*Task statement:* Count the lines containing "Head" in the entries underneath, and state that count without anything else.

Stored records
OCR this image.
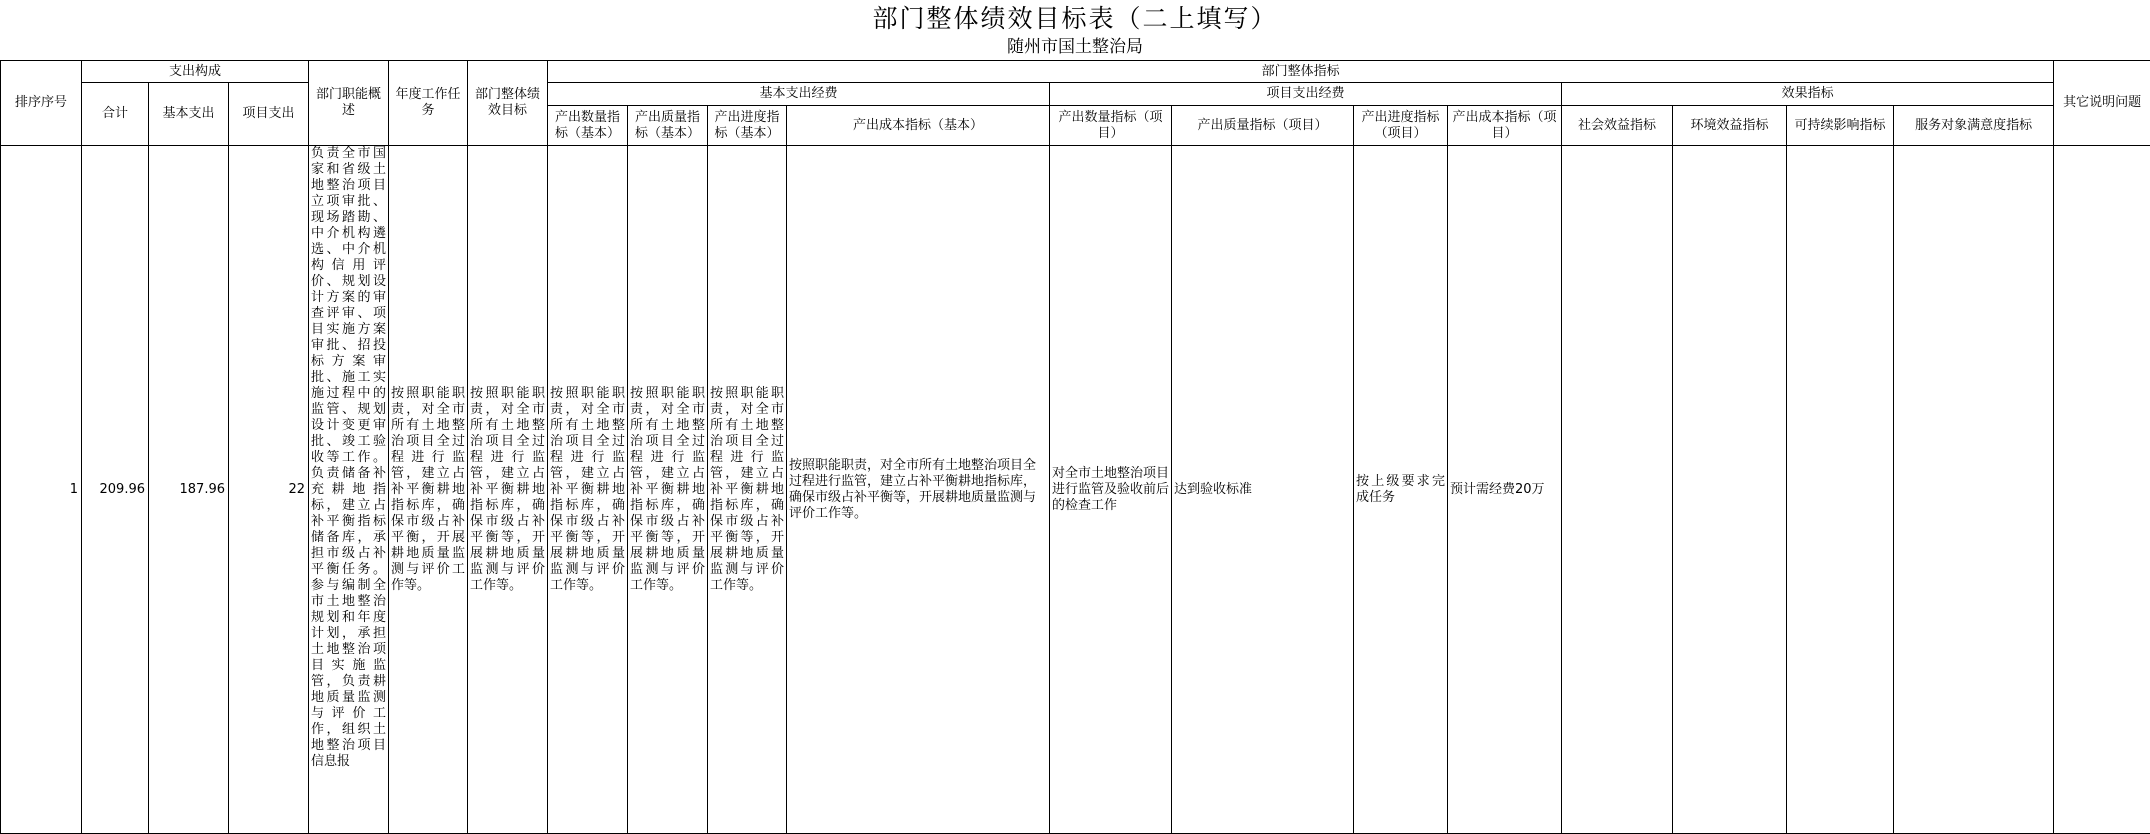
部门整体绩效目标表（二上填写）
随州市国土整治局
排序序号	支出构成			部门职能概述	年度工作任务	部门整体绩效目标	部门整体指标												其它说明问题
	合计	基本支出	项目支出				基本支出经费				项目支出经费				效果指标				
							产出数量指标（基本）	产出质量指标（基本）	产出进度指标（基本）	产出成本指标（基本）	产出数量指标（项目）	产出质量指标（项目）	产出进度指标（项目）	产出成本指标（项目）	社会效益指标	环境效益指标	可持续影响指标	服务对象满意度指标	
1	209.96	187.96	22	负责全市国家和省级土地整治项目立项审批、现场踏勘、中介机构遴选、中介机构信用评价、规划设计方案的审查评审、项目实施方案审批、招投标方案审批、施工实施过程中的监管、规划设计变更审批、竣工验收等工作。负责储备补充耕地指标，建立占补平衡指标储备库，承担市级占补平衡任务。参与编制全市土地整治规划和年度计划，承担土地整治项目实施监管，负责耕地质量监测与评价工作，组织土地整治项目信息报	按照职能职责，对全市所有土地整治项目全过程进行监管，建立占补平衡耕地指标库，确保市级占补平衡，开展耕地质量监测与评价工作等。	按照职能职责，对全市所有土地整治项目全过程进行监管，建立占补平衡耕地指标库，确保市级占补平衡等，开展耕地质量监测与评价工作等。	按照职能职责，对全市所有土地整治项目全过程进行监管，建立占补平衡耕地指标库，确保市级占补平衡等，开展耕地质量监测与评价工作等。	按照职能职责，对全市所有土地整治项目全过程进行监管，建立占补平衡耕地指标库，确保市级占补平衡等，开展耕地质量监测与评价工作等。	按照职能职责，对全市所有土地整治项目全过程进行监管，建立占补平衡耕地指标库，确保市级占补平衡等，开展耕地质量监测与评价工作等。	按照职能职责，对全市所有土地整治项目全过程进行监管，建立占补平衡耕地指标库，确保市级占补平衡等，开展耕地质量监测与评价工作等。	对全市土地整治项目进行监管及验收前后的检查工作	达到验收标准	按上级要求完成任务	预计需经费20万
...
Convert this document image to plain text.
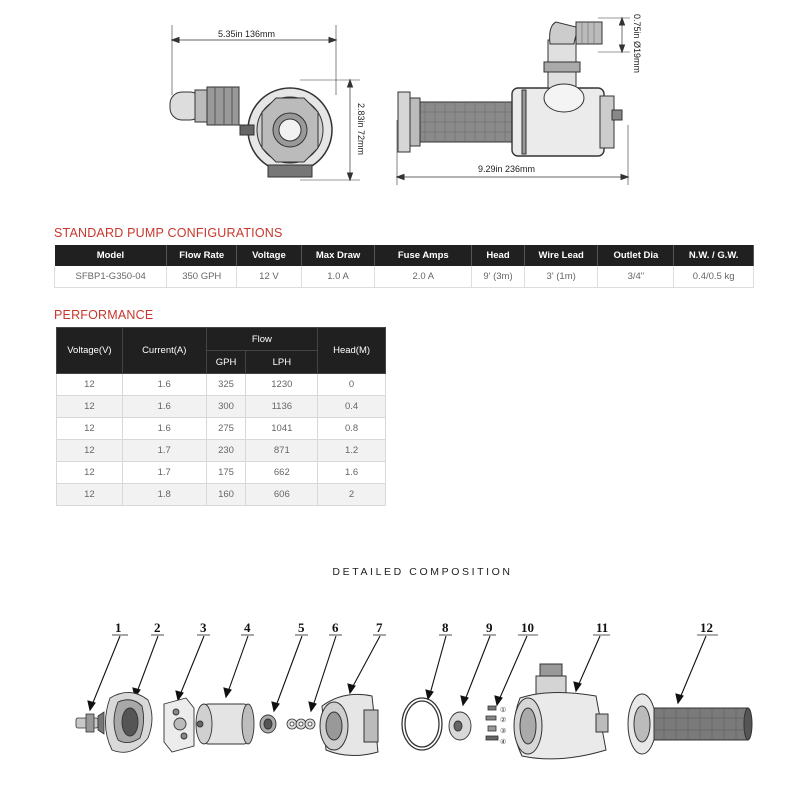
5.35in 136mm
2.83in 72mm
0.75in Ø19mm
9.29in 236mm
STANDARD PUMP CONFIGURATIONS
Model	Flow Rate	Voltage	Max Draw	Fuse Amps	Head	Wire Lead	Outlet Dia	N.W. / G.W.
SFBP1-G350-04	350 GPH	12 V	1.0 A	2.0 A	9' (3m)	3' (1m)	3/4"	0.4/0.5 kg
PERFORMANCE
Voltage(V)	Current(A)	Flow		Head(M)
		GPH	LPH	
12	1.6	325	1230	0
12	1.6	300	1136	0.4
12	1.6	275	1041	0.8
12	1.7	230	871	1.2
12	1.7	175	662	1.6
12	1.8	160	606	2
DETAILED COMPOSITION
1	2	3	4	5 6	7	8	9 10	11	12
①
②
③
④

*Result of this exercise:* 2